■ TO DO ■
Exactly reproduce each record listed below.

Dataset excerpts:
-- begin --

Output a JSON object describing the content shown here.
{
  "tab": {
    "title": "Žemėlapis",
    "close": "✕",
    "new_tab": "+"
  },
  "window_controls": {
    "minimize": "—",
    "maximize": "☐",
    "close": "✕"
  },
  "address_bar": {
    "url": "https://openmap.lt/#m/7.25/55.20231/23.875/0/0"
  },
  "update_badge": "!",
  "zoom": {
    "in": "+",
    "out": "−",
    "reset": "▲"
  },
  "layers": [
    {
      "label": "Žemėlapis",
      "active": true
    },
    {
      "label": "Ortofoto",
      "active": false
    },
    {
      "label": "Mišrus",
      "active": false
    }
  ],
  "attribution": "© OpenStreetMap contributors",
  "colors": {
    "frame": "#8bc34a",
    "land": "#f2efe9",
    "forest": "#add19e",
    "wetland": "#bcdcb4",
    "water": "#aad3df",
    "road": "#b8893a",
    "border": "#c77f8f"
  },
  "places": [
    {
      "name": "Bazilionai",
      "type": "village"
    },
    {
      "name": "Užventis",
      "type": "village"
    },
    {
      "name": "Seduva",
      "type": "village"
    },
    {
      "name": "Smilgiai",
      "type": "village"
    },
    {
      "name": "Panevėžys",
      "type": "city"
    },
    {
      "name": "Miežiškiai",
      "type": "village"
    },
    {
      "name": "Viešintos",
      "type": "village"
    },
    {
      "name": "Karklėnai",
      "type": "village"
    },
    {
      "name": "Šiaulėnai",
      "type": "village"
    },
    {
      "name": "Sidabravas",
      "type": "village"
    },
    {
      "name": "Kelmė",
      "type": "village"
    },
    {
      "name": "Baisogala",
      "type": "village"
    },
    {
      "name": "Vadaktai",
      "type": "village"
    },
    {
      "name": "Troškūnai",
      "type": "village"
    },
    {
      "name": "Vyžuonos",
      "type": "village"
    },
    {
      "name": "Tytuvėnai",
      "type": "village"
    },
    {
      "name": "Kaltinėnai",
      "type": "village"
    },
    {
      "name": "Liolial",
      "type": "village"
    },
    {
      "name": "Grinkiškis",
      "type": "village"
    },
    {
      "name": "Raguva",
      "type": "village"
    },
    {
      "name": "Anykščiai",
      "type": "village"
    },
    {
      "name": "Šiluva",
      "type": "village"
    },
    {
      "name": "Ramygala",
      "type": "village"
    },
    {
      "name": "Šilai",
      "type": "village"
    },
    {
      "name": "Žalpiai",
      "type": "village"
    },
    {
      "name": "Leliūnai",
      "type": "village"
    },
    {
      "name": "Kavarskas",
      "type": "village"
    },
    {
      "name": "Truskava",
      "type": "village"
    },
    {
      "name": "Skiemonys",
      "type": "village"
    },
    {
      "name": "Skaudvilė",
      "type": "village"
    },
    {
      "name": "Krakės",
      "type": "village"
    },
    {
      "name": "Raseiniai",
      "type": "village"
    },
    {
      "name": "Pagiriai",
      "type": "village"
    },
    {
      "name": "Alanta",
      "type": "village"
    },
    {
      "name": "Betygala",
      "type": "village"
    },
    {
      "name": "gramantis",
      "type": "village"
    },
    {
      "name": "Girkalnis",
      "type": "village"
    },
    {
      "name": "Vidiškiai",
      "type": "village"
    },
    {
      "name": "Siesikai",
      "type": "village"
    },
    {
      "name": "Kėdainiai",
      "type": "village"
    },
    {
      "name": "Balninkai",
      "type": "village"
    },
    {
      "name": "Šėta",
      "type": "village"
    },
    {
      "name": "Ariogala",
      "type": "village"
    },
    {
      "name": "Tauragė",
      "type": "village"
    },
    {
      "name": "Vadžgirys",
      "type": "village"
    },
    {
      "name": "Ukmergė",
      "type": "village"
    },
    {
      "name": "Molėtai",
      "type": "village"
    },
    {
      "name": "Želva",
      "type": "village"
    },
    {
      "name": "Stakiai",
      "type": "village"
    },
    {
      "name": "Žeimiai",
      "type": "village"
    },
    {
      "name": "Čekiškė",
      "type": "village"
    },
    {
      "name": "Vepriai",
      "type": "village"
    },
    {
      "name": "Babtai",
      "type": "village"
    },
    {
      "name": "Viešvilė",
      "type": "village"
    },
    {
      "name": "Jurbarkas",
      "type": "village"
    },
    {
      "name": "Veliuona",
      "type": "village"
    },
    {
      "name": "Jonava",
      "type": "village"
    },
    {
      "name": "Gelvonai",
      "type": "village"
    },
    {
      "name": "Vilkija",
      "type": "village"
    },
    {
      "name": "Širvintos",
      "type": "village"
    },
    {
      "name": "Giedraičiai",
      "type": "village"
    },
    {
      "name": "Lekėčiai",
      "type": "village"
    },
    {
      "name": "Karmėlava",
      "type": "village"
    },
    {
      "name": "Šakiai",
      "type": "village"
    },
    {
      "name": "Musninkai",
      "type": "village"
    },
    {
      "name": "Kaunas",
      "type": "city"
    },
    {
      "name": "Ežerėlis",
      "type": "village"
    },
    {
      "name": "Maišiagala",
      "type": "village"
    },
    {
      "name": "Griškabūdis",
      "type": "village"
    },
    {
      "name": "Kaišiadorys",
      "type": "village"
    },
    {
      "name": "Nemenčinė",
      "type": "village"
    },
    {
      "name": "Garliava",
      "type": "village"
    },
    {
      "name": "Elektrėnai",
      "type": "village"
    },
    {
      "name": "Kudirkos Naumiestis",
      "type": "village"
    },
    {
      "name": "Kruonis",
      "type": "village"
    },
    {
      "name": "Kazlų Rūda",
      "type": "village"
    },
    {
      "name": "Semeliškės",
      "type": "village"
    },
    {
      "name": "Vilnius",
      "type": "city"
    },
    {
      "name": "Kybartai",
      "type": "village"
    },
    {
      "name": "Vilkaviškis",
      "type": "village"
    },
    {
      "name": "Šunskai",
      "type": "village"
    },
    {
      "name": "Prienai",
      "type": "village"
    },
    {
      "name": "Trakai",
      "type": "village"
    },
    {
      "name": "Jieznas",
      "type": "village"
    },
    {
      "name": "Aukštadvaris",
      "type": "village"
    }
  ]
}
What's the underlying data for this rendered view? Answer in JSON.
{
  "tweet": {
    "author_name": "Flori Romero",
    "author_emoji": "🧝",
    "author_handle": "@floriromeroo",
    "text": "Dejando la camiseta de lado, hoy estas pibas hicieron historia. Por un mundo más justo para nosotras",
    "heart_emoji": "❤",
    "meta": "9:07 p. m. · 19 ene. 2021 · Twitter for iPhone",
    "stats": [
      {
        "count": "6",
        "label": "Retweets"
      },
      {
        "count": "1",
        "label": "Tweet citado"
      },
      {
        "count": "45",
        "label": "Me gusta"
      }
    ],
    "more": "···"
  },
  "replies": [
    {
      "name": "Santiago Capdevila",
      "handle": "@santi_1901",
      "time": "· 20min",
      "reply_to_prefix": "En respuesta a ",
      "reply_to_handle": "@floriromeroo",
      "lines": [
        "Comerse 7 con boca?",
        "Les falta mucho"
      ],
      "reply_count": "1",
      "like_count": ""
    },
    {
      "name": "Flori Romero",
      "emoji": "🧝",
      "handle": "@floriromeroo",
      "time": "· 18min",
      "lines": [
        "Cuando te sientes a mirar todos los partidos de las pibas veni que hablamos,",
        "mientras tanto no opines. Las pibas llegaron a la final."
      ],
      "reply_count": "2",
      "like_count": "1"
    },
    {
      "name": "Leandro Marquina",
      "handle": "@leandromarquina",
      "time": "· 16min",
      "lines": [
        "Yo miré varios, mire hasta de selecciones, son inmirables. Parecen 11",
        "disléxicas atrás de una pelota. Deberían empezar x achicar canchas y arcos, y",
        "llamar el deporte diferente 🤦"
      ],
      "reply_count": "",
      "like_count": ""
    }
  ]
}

-- end --

■ RIGHT ANSWER ■
Output a JSON object describing the content shown here.
{
  "tab": {
    "title": "Žemėlapis",
    "close": "✕",
    "new_tab": "+"
  },
  "window_controls": {
    "minimize": "—",
    "maximize": "☐",
    "close": "✕"
  },
  "address_bar": {
    "url": "https://openmap.lt/#m/7.25/55.20231/23.875/0/0"
  },
  "update_badge": "!",
  "zoom": {
    "in": "+",
    "out": "−",
    "reset": "▲"
  },
  "layers": [
    {
      "label": "Žemėlapis",
      "active": true
    },
    {
      "label": "Ortofoto",
      "active": false
    },
    {
      "label": "Mišrus",
      "active": false
    }
  ],
  "attribution": "© OpenStreetMap contributors",
  "colors": {
    "frame": "#8bc34a",
    "land": "#f2efe9",
    "forest": "#add19e",
    "wetland": "#bcdcb4",
    "water": "#aad3df",
    "road": "#b8893a",
    "border": "#c77f8f"
  },
  "places": [
    {
      "name": "Bazilionai",
      "type": "village"
    },
    {
      "name": "Užventis",
      "type": "village"
    },
    {
      "name": "Seduva",
      "type": "village"
    },
    {
      "name": "Smilgiai",
      "type": "village"
    },
    {
      "name": "Panevėžys",
      "type": "city"
    },
    {
      "name": "Miežiškiai",
      "type": "village"
    },
    {
      "name": "Viešintos",
      "type": "village"
    },
    {
      "name": "Karklėnai",
      "type": "village"
    },
    {
      "name": "Šiaulėnai",
      "type": "village"
    },
    {
      "name": "Sidabravas",
      "type": "village"
    },
    {
      "name": "Kelmė",
      "type": "village"
    },
    {
      "name": "Baisogala",
      "type": "village"
    },
    {
      "name": "Vadaktai",
      "type": "village"
    },
    {
      "name": "Troškūnai",
      "type": "village"
    },
    {
      "name": "Vyžuonos",
      "type": "village"
    },
    {
      "name": "Tytuvėnai",
      "type": "village"
    },
    {
      "name": "Kaltinėnai",
      "type": "village"
    },
    {
      "name": "Liolial",
      "type": "village"
    },
    {
      "name": "Grinkiškis",
      "type": "village"
    },
    {
      "name": "Raguva",
      "type": "village"
    },
    {
      "name": "Anykščiai",
      "type": "village"
    },
    {
      "name": "Šiluva",
      "type": "village"
    },
    {
      "name": "Ramygala",
      "type": "village"
    },
    {
      "name": "Šilai",
      "type": "village"
    },
    {
      "name": "Žalpiai",
      "type": "village"
    },
    {
      "name": "Leliūnai",
      "type": "village"
    },
    {
      "name": "Kavarskas",
      "type": "village"
    },
    {
      "name": "Truskava",
      "type": "village"
    },
    {
      "name": "Skiemonys",
      "type": "village"
    },
    {
      "name": "Skaudvilė",
      "type": "village"
    },
    {
      "name": "Krakės",
      "type": "village"
    },
    {
      "name": "Raseiniai",
      "type": "village"
    },
    {
      "name": "Pagiriai",
      "type": "village"
    },
    {
      "name": "Alanta",
      "type": "village"
    },
    {
      "name": "Betygala",
      "type": "village"
    },
    {
      "name": "gramantis",
      "type": "village"
    },
    {
      "name": "Girkalnis",
      "type": "village"
    },
    {
      "name": "Vidiškiai",
      "type": "village"
    },
    {
      "name": "Siesikai",
      "type": "village"
    },
    {
      "name": "Kėdainiai",
      "type": "village"
    },
    {
      "name": "Balninkai",
      "type": "village"
    },
    {
      "name": "Šėta",
      "type": "village"
    },
    {
      "name": "Ariogala",
      "type": "village"
    },
    {
      "name": "Tauragė",
      "type": "village"
    },
    {
      "name": "Vadžgirys",
      "type": "village"
    },
    {
      "name": "Ukmergė",
      "type": "village"
    },
    {
      "name": "Molėtai",
      "type": "village"
    },
    {
      "name": "Želva",
      "type": "village"
    },
    {
      "name": "Stakiai",
      "type": "village"
    },
    {
      "name": "Žeimiai",
      "type": "village"
    },
    {
      "name": "Čekiškė",
      "type": "village"
    },
    {
      "name": "Vepriai",
      "type": "village"
    },
    {
      "name": "Babtai",
      "type": "village"
    },
    {
      "name": "Viešvilė",
      "type": "village"
    },
    {
      "name": "Jurbarkas",
      "type": "village"
    },
    {
      "name": "Veliuona",
      "type": "village"
    },
    {
      "name": "Jonava",
      "type": "village"
    },
    {
      "name": "Gelvonai",
      "type": "village"
    },
    {
      "name": "Vilkija",
      "type": "village"
    },
    {
      "name": "Širvintos",
      "type": "village"
    },
    {
      "name": "Giedraičiai",
      "type": "village"
    },
    {
      "name": "Lekėčiai",
      "type": "village"
    },
    {
      "name": "Karmėlava",
      "type": "village"
    },
    {
      "name": "Šakiai",
      "type": "village"
    },
    {
      "name": "Musninkai",
      "type": "village"
    },
    {
      "name": "Kaunas",
      "type": "city"
    },
    {
      "name": "Ežerėlis",
      "type": "village"
    },
    {
      "name": "Maišiagala",
      "type": "village"
    },
    {
      "name": "Griškabūdis",
      "type": "village"
    },
    {
      "name": "Kaišiadorys",
      "type": "village"
    },
    {
      "name": "Nemenčinė",
      "type": "village"
    },
    {
      "name": "Garliava",
      "type": "village"
    },
    {
      "name": "Elektrėnai",
      "type": "village"
    },
    {
      "name": "Kudirkos Naumiestis",
      "type": "village"
    },
    {
      "name": "Kruonis",
      "type": "village"
    },
    {
      "name": "Kazlų Rūda",
      "type": "village"
    },
    {
      "name": "Semeliškės",
      "type": "village"
    },
    {
      "name": "Vilnius",
      "type": "city"
    },
    {
      "name": "Kybartai",
      "type": "village"
    },
    {
      "name": "Vilkaviškis",
      "type": "village"
    },
    {
      "name": "Šunskai",
      "type": "village"
    },
    {
      "name": "Prienai",
      "type": "village"
    },
    {
      "name": "Trakai",
      "type": "village"
    },
    {
      "name": "Jieznas",
      "type": "village"
    },
    {
      "name": "Aukštadvaris",
      "type": "village"
    }
  ]
}
What's the underlying data for this rendered view? Answer in JSON.
{
  "tweet": {
    "author_name": "Flori Romero",
    "author_emoji": "🧝",
    "author_handle": "@floriromeroo",
    "text": "Dejando la camiseta de lado, hoy estas pibas hicieron historia. Por un mundo más justo para nosotras",
    "heart_emoji": "❤",
    "meta": "9:07 p. m. · 19 ene. 2021 · Twitter for iPhone",
    "stats": [
      {
        "count": "6",
        "label": "Retweets"
      },
      {
        "count": "1",
        "label": "Tweet citado"
      },
      {
        "count": "45",
        "label": "Me gusta"
      }
    ],
    "more": "···"
  },
  "replies": [
    {
      "name": "Santiago Capdevila",
      "handle": "@santi_1901",
      "time": "· 20min",
      "reply_to_prefix": "En respuesta a ",
      "reply_to_handle": "@floriromeroo",
      "lines": [
        "Comerse 7 con boca?",
        "Les falta mucho"
      ],
      "reply_count": "1",
      "like_count": ""
    },
    {
      "name": "Flori Romero",
      "emoji": "🧝",
      "handle": "@floriromeroo",
      "time": "· 18min",
      "lines": [
        "Cuando te sientes a mirar todos los partidos de las pibas veni que hablamos,",
        "mientras tanto no opines. Las pibas llegaron a la final."
      ],
      "reply_count": "2",
      "like_count": "1"
    },
    {
      "name": "Leandro Marquina",
      "handle": "@leandromarquina",
      "time": "· 16min",
      "lines": [
        "Yo miré varios, mire hasta de selecciones, son inmirables. Parecen 11",
        "disléxicas atrás de una pelota. Deberían empezar x achicar canchas y arcos, y",
        "llamar el deporte diferente 🤦"
      ],
      "reply_count": "",
      "like_count": ""
    }
  ]
}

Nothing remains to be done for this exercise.